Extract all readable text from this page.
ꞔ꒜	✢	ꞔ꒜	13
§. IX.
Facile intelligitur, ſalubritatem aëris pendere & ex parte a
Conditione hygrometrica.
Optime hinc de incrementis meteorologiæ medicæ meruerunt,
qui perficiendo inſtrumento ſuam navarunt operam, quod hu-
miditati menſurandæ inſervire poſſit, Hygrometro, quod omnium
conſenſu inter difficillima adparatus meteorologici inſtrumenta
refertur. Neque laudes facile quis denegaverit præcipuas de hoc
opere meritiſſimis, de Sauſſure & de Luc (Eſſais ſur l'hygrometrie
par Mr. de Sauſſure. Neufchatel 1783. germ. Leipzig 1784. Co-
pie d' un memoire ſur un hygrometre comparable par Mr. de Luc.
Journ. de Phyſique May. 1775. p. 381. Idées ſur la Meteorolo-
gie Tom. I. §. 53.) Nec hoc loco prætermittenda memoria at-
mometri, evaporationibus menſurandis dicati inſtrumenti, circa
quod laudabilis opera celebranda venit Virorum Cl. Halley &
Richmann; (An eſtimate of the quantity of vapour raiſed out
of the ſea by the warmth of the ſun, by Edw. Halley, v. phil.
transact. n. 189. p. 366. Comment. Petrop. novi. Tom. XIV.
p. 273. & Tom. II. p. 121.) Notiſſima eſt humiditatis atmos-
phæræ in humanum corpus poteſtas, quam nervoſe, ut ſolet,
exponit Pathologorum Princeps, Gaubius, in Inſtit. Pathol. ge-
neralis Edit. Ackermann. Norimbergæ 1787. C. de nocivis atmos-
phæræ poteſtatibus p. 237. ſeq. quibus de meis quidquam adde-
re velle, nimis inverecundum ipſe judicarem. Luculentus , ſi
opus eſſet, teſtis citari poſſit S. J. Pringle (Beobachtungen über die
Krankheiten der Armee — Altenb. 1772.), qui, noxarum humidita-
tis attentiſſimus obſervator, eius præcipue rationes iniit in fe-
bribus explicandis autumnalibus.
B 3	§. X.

# DESCRIPTION OF THE TASK
Only the number is wanted: how many lines of these entries contain the string "Halley"?

# SOLUTION TO THIS PROBLEM
2